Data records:
— Begin —
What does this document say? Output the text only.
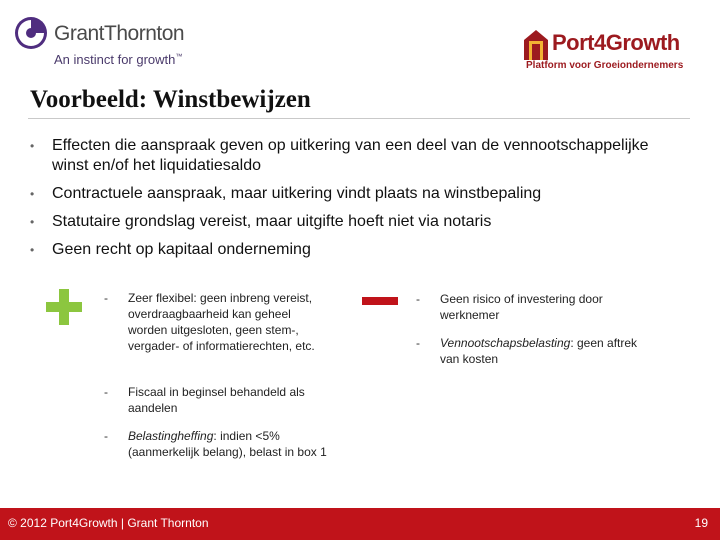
GrantThornton
An instinct for growth™
Port4Growth
Platform voor Groeiondernemers
Voorbeeld: Winstbewijzen
• Effecten die aanspraak geven op uitkering van een deel van de vennootschappelijke winst en/of het liquidatiesaldo
• Contractuele aanspraak, maar uitkering vindt plaats na winstbepaling
• Statutaire grondslag vereist, maar uitgifte hoeft niet via notaris
• Geen recht op kapitaal onderneming
- Zeer flexibel: geen inbreng vereist, overdraagbaarheid kan geheel worden uitgesloten, geen stem-, vergader- of informatierechten, etc.
- Fiscaal in beginsel behandeld als aandelen
- Belastingheffing: indien <5% (aanmerkelijk belang), belast in box 1
- Geen risico of investering door werknemer
- Vennootschapsbelasting: geen aftrek van kosten
© 2012 Port4Growth | Grant Thornton	19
— End —
▶ **What is needed**
Restate every record exactly, please; do not copy the pictures.

▶ **Solution below**
What does this document say? Output the text only.
GrantThornton
An instinct for growth™
Port4Growth
Platform voor Groeiondernemers
Voorbeeld: Winstbewijzen
• Effecten die aanspraak geven op uitkering van een deel van de vennootschappelijke winst en/of het liquidatiesaldo
• Contractuele aanspraak, maar uitkering vindt plaats na winstbepaling
• Statutaire grondslag vereist, maar uitgifte hoeft niet via notaris
• Geen recht op kapitaal onderneming
- Zeer flexibel: geen inbreng vereist, overdraagbaarheid kan geheel worden uitgesloten, geen stem-, vergader- of informatierechten, etc.
- Fiscaal in beginsel behandeld als aandelen
- Belastingheffing: indien <5% (aanmerkelijk belang), belast in box 1
- Geen risico of investering door werknemer
- Vennootschapsbelasting: geen aftrek van kosten
© 2012 Port4Growth | Grant Thornton	19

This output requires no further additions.